(Entries from a dataset)
┏━━

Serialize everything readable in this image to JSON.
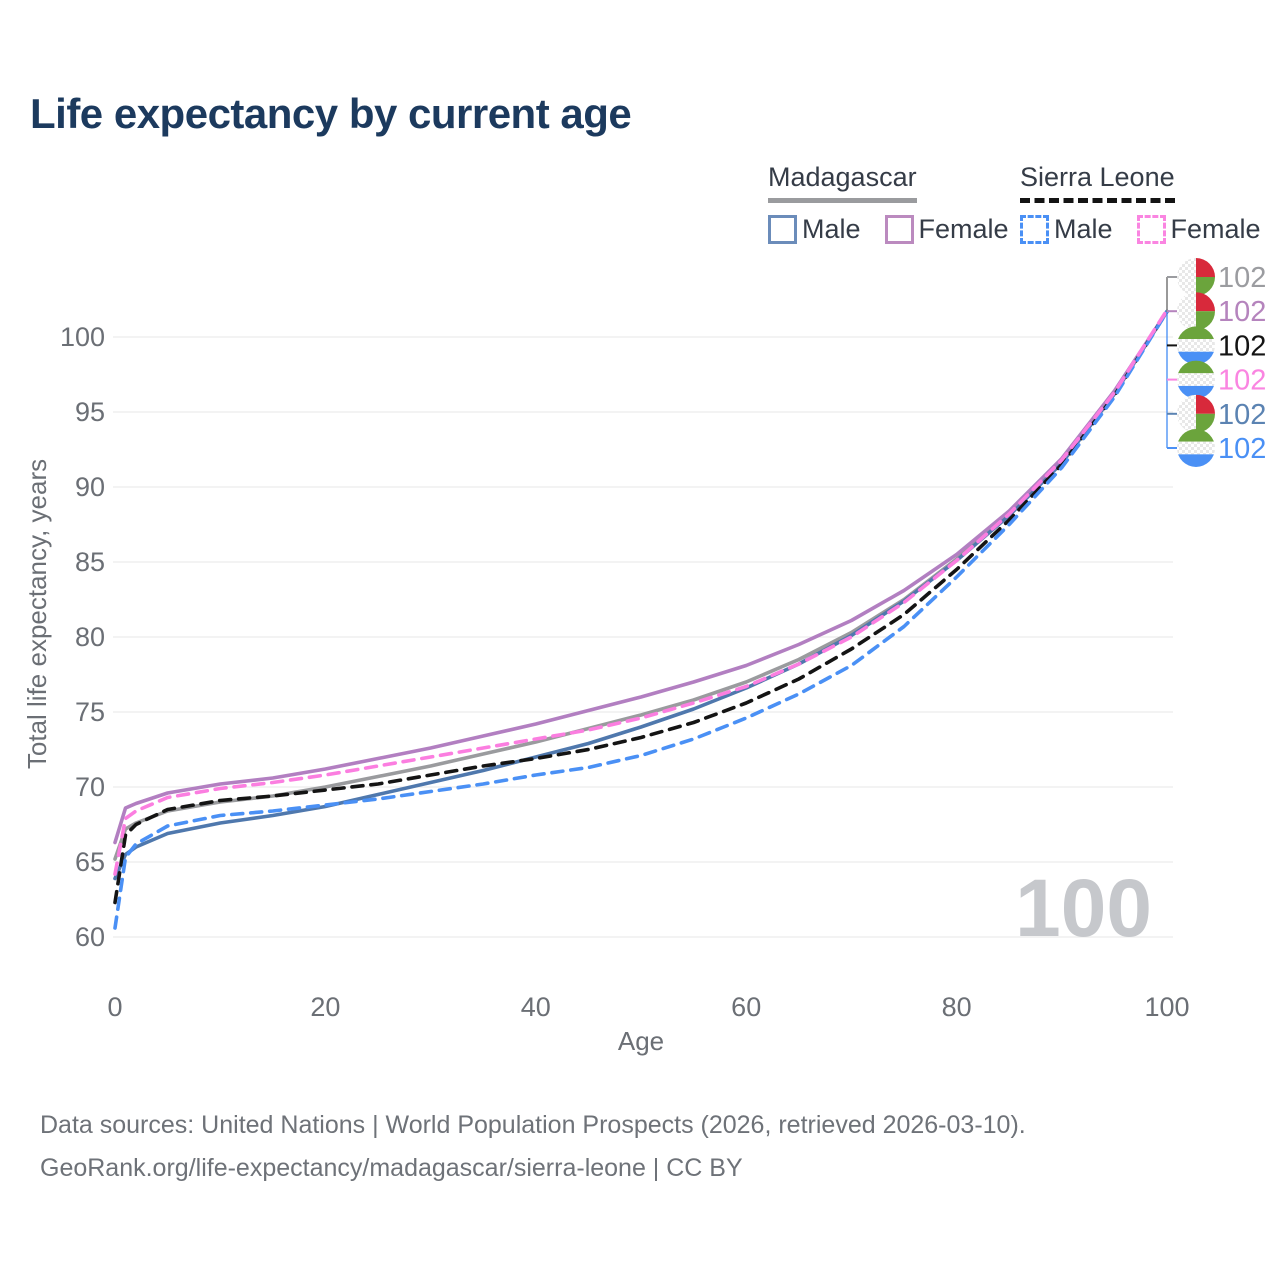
{
  "title": "Life expectancy by current age",
  "legend": {
    "madagascar": {
      "label": "Madagascar",
      "male_label": "Male",
      "female_label": "Female",
      "line_style": "solid",
      "underline_color": "#9a9b9e",
      "male_color": "#6b8cba",
      "female_color": "#bb8abf"
    },
    "sierra_leone": {
      "label": "Sierra Leone",
      "male_label": "Male",
      "female_label": "Female",
      "line_style": "dashed",
      "underline_color": "#141414",
      "male_color": "#4a90f5",
      "female_color": "#fa85e1"
    }
  },
  "watermark_age": "100",
  "footer": {
    "line1": "Data sources: United Nations | World Population Prospects (2026, retrieved 2026-03-10).",
    "line2": "GeoRank.org/life-expectancy/madagascar/sierra-leone | CC BY"
  },
  "colors": {
    "title": "#1c3a5e",
    "axis_text": "#6b6f75",
    "gridline": "#ececec",
    "watermark": "#c6c8cc",
    "leader_top": "#777777",
    "leader_bottom": "#4a90f5",
    "flag_red": "#d8293b",
    "flag_green": "#6ba43c",
    "flag_blue": "#4a90f5"
  },
  "chart_data": {
    "type": "line",
    "title": "Life expectancy by current age",
    "xlabel": "Age",
    "ylabel": "Total life expectancy, years",
    "xlim": [
      0,
      100
    ],
    "ylim": [
      60,
      103
    ],
    "x_ticks": [
      0,
      20,
      40,
      60,
      80,
      100
    ],
    "y_ticks": [
      60,
      65,
      70,
      75,
      80,
      85,
      90,
      95,
      100
    ],
    "grid": "horizontal",
    "legend_position": "top-right",
    "x": [
      0,
      1,
      2,
      5,
      10,
      15,
      20,
      25,
      30,
      35,
      40,
      45,
      50,
      55,
      60,
      65,
      70,
      75,
      80,
      85,
      90,
      95,
      100
    ],
    "series": [
      {
        "name": "Madagascar Total",
        "country": "madagascar",
        "sex": "total",
        "style": "solid",
        "color": "#9a9b9e",
        "values": [
          65.2,
          67.2,
          67.6,
          68.4,
          69.0,
          69.4,
          70.0,
          70.7,
          71.4,
          72.2,
          73.0,
          73.9,
          74.8,
          75.8,
          77.0,
          78.5,
          80.3,
          82.5,
          85.2,
          88.2,
          91.7,
          96.3,
          101.7
        ],
        "end_label": "102",
        "end_label_color": "#9b9ca0",
        "flag": "madagascar",
        "row": 0
      },
      {
        "name": "Madagascar Male",
        "country": "madagascar",
        "sex": "male",
        "style": "solid",
        "color": "#4f78ad",
        "values": [
          63.9,
          65.5,
          66.0,
          66.9,
          67.6,
          68.1,
          68.7,
          69.5,
          70.3,
          71.1,
          72.0,
          72.9,
          74.0,
          75.2,
          76.6,
          78.2,
          80.1,
          82.4,
          85.1,
          88.1,
          91.6,
          96.2,
          101.7
        ],
        "end_label": "102",
        "end_label_color": "#5b83b2",
        "flag": "madagascar",
        "row": 4
      },
      {
        "name": "Madagascar Female",
        "country": "madagascar",
        "sex": "female",
        "style": "solid",
        "color": "#b27fc1",
        "values": [
          66.3,
          68.6,
          68.9,
          69.6,
          70.2,
          70.6,
          71.2,
          71.9,
          72.6,
          73.4,
          74.2,
          75.1,
          76.0,
          77.0,
          78.1,
          79.5,
          81.1,
          83.1,
          85.5,
          88.4,
          91.9,
          96.4,
          101.7
        ],
        "end_label": "102",
        "end_label_color": "#b584bd",
        "flag": "madagascar",
        "row": 1
      },
      {
        "name": "Sierra Leone Total",
        "country": "sierra-leone",
        "sex": "total",
        "style": "dashed",
        "color": "#141414",
        "values": [
          62.3,
          66.8,
          67.5,
          68.5,
          69.1,
          69.4,
          69.8,
          70.2,
          70.8,
          71.4,
          71.9,
          72.5,
          73.3,
          74.3,
          75.6,
          77.2,
          79.2,
          81.5,
          84.5,
          87.8,
          91.5,
          96.1,
          101.7
        ],
        "end_label": "102",
        "end_label_color": "#141414",
        "flag": "sierra-leone",
        "row": 2
      },
      {
        "name": "Sierra Leone Male",
        "country": "sierra-leone",
        "sex": "male",
        "style": "dashed",
        "color": "#4a90f5",
        "values": [
          60.6,
          65.3,
          66.2,
          67.4,
          68.1,
          68.4,
          68.8,
          69.2,
          69.7,
          70.2,
          70.8,
          71.3,
          72.1,
          73.2,
          74.6,
          76.2,
          78.1,
          80.7,
          84.0,
          87.5,
          91.3,
          96.0,
          101.7
        ],
        "end_label": "102",
        "end_label_color": "#4a90f5",
        "flag": "sierra-leone",
        "row": 5
      },
      {
        "name": "Sierra Leone Female",
        "country": "sierra-leone",
        "sex": "female",
        "style": "dashed",
        "color": "#fb7ee0",
        "values": [
          64.2,
          67.9,
          68.4,
          69.3,
          69.9,
          70.3,
          70.8,
          71.4,
          72.0,
          72.6,
          73.2,
          73.8,
          74.6,
          75.6,
          76.7,
          78.2,
          80.0,
          82.3,
          85.1,
          88.2,
          91.8,
          96.3,
          101.8
        ],
        "end_label": "102",
        "end_label_color": "#fa85e1",
        "flag": "sierra-leone",
        "row": 3
      }
    ]
  }
}
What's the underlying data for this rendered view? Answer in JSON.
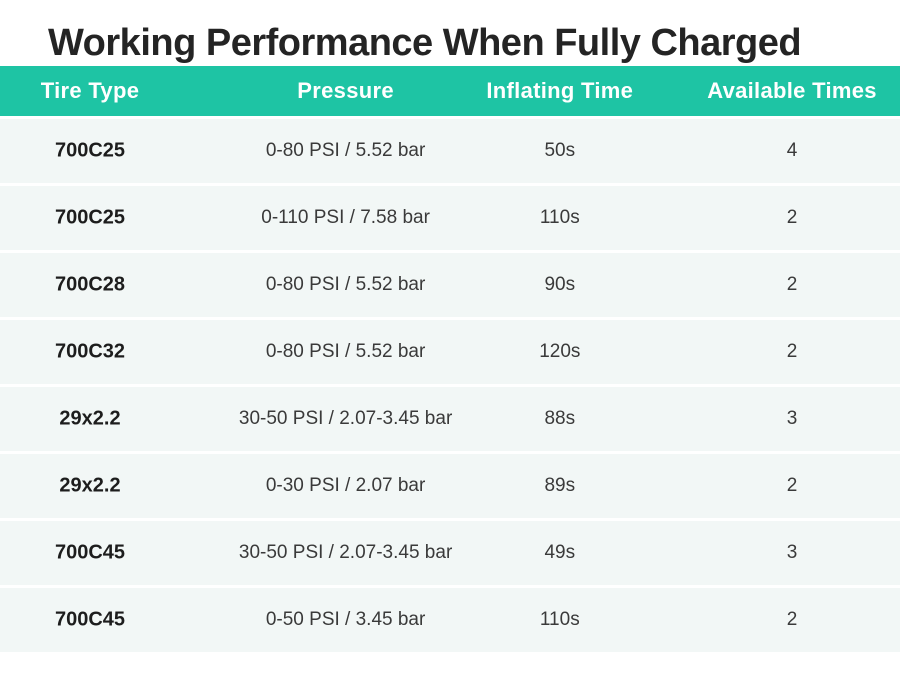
{
  "title": "Working Performance When Fully Charged",
  "chart_data": {
    "type": "table",
    "title": "Working Performance When Fully Charged",
    "columns": [
      "Tire Type",
      "Pressure",
      "Inflating Time",
      "Available Times"
    ],
    "rows": [
      [
        "700C25",
        "0-80 PSI / 5.52 bar",
        "50s",
        "4"
      ],
      [
        "700C25",
        "0-110 PSI / 7.58 bar",
        "110s",
        "2"
      ],
      [
        "700C28",
        "0-80 PSI / 5.52 bar",
        "90s",
        "2"
      ],
      [
        "700C32",
        "0-80 PSI / 5.52 bar",
        "120s",
        "2"
      ],
      [
        "29x2.2",
        "30-50 PSI / 2.07-3.45 bar",
        "88s",
        "3"
      ],
      [
        "29x2.2",
        "0-30 PSI / 2.07 bar",
        "89s",
        "2"
      ],
      [
        "700C45",
        "30-50 PSI / 2.07-3.45 bar",
        "49s",
        "3"
      ],
      [
        "700C45",
        "0-50 PSI / 3.45 bar",
        "110s",
        "2"
      ]
    ]
  },
  "colors": {
    "header_bg": "#1ec4a4",
    "row_bg": "#f2f7f6",
    "title_text": "#242424",
    "header_text": "#ffffff"
  }
}
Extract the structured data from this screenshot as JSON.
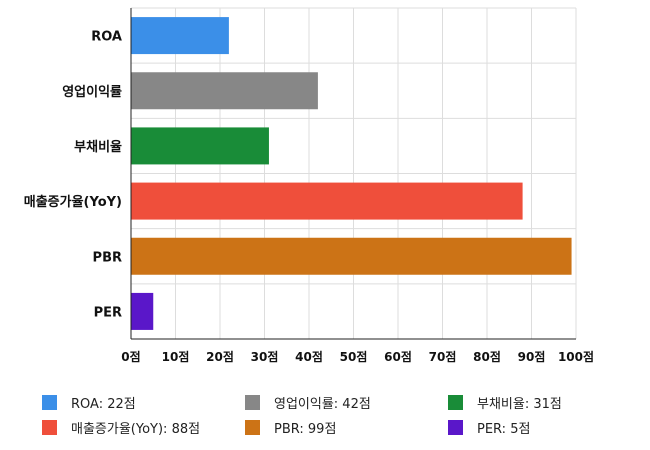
{
  "chart_data": {
    "type": "bar",
    "orientation": "horizontal",
    "categories": [
      "ROA",
      "영업이익률",
      "부채비율",
      "매출증가율(YoY)",
      "PBR",
      "PER"
    ],
    "values": [
      22,
      42,
      31,
      88,
      99,
      5
    ],
    "colors": [
      "#3b8fe8",
      "#878787",
      "#198c38",
      "#ef4f3b",
      "#cc7316",
      "#5a17c9"
    ],
    "xlim": [
      0,
      100
    ],
    "xticks": [
      0,
      10,
      20,
      30,
      40,
      50,
      60,
      70,
      80,
      90,
      100
    ],
    "tick_suffix": "점",
    "grid": true,
    "legend_position": "bottom",
    "legend": [
      {
        "label": "ROA: 22점",
        "color": "#3b8fe8"
      },
      {
        "label": "영업이익률: 42점",
        "color": "#878787"
      },
      {
        "label": "부채비율: 31점",
        "color": "#198c38"
      },
      {
        "label": "매출증가율(YoY): 88점",
        "color": "#ef4f3b"
      },
      {
        "label": "PBR: 99점",
        "color": "#cc7316"
      },
      {
        "label": "PER: 5점",
        "color": "#5a17c9"
      }
    ]
  }
}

┗━━

* [What is required]
Write out each line of the data exactly; the images should be left out.

* [Expected answer]
Serialize everything readable in this image to JSON.
{
  "title": "Life expectancy by current age",
  "legend": {
    "madagascar": {
      "label": "Madagascar",
      "male_label": "Male",
      "female_label": "Female",
      "line_style": "solid",
      "underline_color": "#9a9b9e",
      "male_color": "#6b8cba",
      "female_color": "#bb8abf"
    },
    "sierra_leone": {
      "label": "Sierra Leone",
      "male_label": "Male",
      "female_label": "Female",
      "line_style": "dashed",
      "underline_color": "#141414",
      "male_color": "#4a90f5",
      "female_color": "#fa85e1"
    }
  },
  "watermark_age": "100",
  "footer": {
    "line1": "Data sources: United Nations | World Population Prospects (2026, retrieved 2026-03-10).",
    "line2": "GeoRank.org/life-expectancy/madagascar/sierra-leone | CC BY"
  },
  "colors": {
    "title": "#1c3a5e",
    "axis_text": "#6b6f75",
    "gridline": "#ececec",
    "watermark": "#c6c8cc",
    "leader_top": "#777777",
    "leader_bottom": "#4a90f5",
    "flag_red": "#d8293b",
    "flag_green": "#6ba43c",
    "flag_blue": "#4a90f5"
  },
  "chart_data": {
    "type": "line",
    "title": "Life expectancy by current age",
    "xlabel": "Age",
    "ylabel": "Total life expectancy, years",
    "xlim": [
      0,
      100
    ],
    "ylim": [
      60,
      103
    ],
    "x_ticks": [
      0,
      20,
      40,
      60,
      80,
      100
    ],
    "y_ticks": [
      60,
      65,
      70,
      75,
      80,
      85,
      90,
      95,
      100
    ],
    "grid": "horizontal",
    "legend_position": "top-right",
    "x": [
      0,
      1,
      2,
      5,
      10,
      15,
      20,
      25,
      30,
      35,
      40,
      45,
      50,
      55,
      60,
      65,
      70,
      75,
      80,
      85,
      90,
      95,
      100
    ],
    "series": [
      {
        "name": "Madagascar Total",
        "country": "madagascar",
        "sex": "total",
        "style": "solid",
        "color": "#9a9b9e",
        "values": [
          65.2,
          67.2,
          67.6,
          68.4,
          69.0,
          69.4,
          70.0,
          70.7,
          71.4,
          72.2,
          73.0,
          73.9,
          74.8,
          75.8,
          77.0,
          78.5,
          80.3,
          82.5,
          85.2,
          88.2,
          91.7,
          96.3,
          101.7
        ],
        "end_label": "102",
        "end_label_color": "#9b9ca0",
        "flag": "madagascar",
        "row": 0
      },
      {
        "name": "Madagascar Male",
        "country": "madagascar",
        "sex": "male",
        "style": "solid",
        "color": "#4f78ad",
        "values": [
          63.9,
          65.5,
          66.0,
          66.9,
          67.6,
          68.1,
          68.7,
          69.5,
          70.3,
          71.1,
          72.0,
          72.9,
          74.0,
          75.2,
          76.6,
          78.2,
          80.1,
          82.4,
          85.1,
          88.1,
          91.6,
          96.2,
          101.7
        ],
        "end_label": "102",
        "end_label_color": "#5b83b2",
        "flag": "madagascar",
        "row": 4
      },
      {
        "name": "Madagascar Female",
        "country": "madagascar",
        "sex": "female",
        "style": "solid",
        "color": "#b27fc1",
        "values": [
          66.3,
          68.6,
          68.9,
          69.6,
          70.2,
          70.6,
          71.2,
          71.9,
          72.6,
          73.4,
          74.2,
          75.1,
          76.0,
          77.0,
          78.1,
          79.5,
          81.1,
          83.1,
          85.5,
          88.4,
          91.9,
          96.4,
          101.7
        ],
        "end_label": "102",
        "end_label_color": "#b584bd",
        "flag": "madagascar",
        "row": 1
      },
      {
        "name": "Sierra Leone Total",
        "country": "sierra-leone",
        "sex": "total",
        "style": "dashed",
        "color": "#141414",
        "values": [
          62.3,
          66.8,
          67.5,
          68.5,
          69.1,
          69.4,
          69.8,
          70.2,
          70.8,
          71.4,
          71.9,
          72.5,
          73.3,
          74.3,
          75.6,
          77.2,
          79.2,
          81.5,
          84.5,
          87.8,
          91.5,
          96.1,
          101.7
        ],
        "end_label": "102",
        "end_label_color": "#141414",
        "flag": "sierra-leone",
        "row": 2
      },
      {
        "name": "Sierra Leone Male",
        "country": "sierra-leone",
        "sex": "male",
        "style": "dashed",
        "color": "#4a90f5",
        "values": [
          60.6,
          65.3,
          66.2,
          67.4,
          68.1,
          68.4,
          68.8,
          69.2,
          69.7,
          70.2,
          70.8,
          71.3,
          72.1,
          73.2,
          74.6,
          76.2,
          78.1,
          80.7,
          84.0,
          87.5,
          91.3,
          96.0,
          101.7
        ],
        "end_label": "102",
        "end_label_color": "#4a90f5",
        "flag": "sierra-leone",
        "row": 5
      },
      {
        "name": "Sierra Leone Female",
        "country": "sierra-leone",
        "sex": "female",
        "style": "dashed",
        "color": "#fb7ee0",
        "values": [
          64.2,
          67.9,
          68.4,
          69.3,
          69.9,
          70.3,
          70.8,
          71.4,
          72.0,
          72.6,
          73.2,
          73.8,
          74.6,
          75.6,
          76.7,
          78.2,
          80.0,
          82.3,
          85.1,
          88.2,
          91.8,
          96.3,
          101.8
        ],
        "end_label": "102",
        "end_label_color": "#fa85e1",
        "flag": "sierra-leone",
        "row": 3
      }
    ]
  }
}
What's the underlying data for this rendered view? Answer in JSON.
{
  "title": "Working Performance When Fully Charged",
  "chart_data": {
    "type": "table",
    "title": "Working Performance When Fully Charged",
    "columns": [
      "Tire Type",
      "Pressure",
      "Inflating Time",
      "Available Times"
    ],
    "rows": [
      [
        "700C25",
        "0-80 PSI / 5.52 bar",
        "50s",
        "4"
      ],
      [
        "700C25",
        "0-110 PSI / 7.58 bar",
        "110s",
        "2"
      ],
      [
        "700C28",
        "0-80 PSI / 5.52 bar",
        "90s",
        "2"
      ],
      [
        "700C32",
        "0-80 PSI / 5.52 bar",
        "120s",
        "2"
      ],
      [
        "29x2.2",
        "30-50 PSI / 2.07-3.45 bar",
        "88s",
        "3"
      ],
      [
        "29x2.2",
        "0-30 PSI / 2.07 bar",
        "89s",
        "2"
      ],
      [
        "700C45",
        "30-50 PSI / 2.07-3.45 bar",
        "49s",
        "3"
      ],
      [
        "700C45",
        "0-50 PSI / 3.45 bar",
        "110s",
        "2"
      ]
    ]
  },
  "colors": {
    "header_bg": "#1ec4a4",
    "row_bg": "#f2f7f6",
    "title_text": "#242424",
    "header_text": "#ffffff"
  }
}
Extract the structured data from this screenshot as JSON.
{
  "chart_data": {
    "type": "bar",
    "orientation": "horizontal",
    "categories": [
      "ROA",
      "영업이익률",
      "부채비율",
      "매출증가율(YoY)",
      "PBR",
      "PER"
    ],
    "values": [
      22,
      42,
      31,
      88,
      99,
      5
    ],
    "colors": [
      "#3b8fe8",
      "#878787",
      "#198c38",
      "#ef4f3b",
      "#cc7316",
      "#5a17c9"
    ],
    "xlim": [
      0,
      100
    ],
    "xticks": [
      0,
      10,
      20,
      30,
      40,
      50,
      60,
      70,
      80,
      90,
      100
    ],
    "tick_suffix": "점",
    "grid": true,
    "legend_position": "bottom",
    "legend": [
      {
        "label": "ROA: 22점",
        "color": "#3b8fe8"
      },
      {
        "label": "영업이익률: 42점",
        "color": "#878787"
      },
      {
        "label": "부채비율: 31점",
        "color": "#198c38"
      },
      {
        "label": "매출증가율(YoY): 88점",
        "color": "#ef4f3b"
      },
      {
        "label": "PBR: 99점",
        "color": "#cc7316"
      },
      {
        "label": "PER: 5점",
        "color": "#5a17c9"
      }
    ]
  }
}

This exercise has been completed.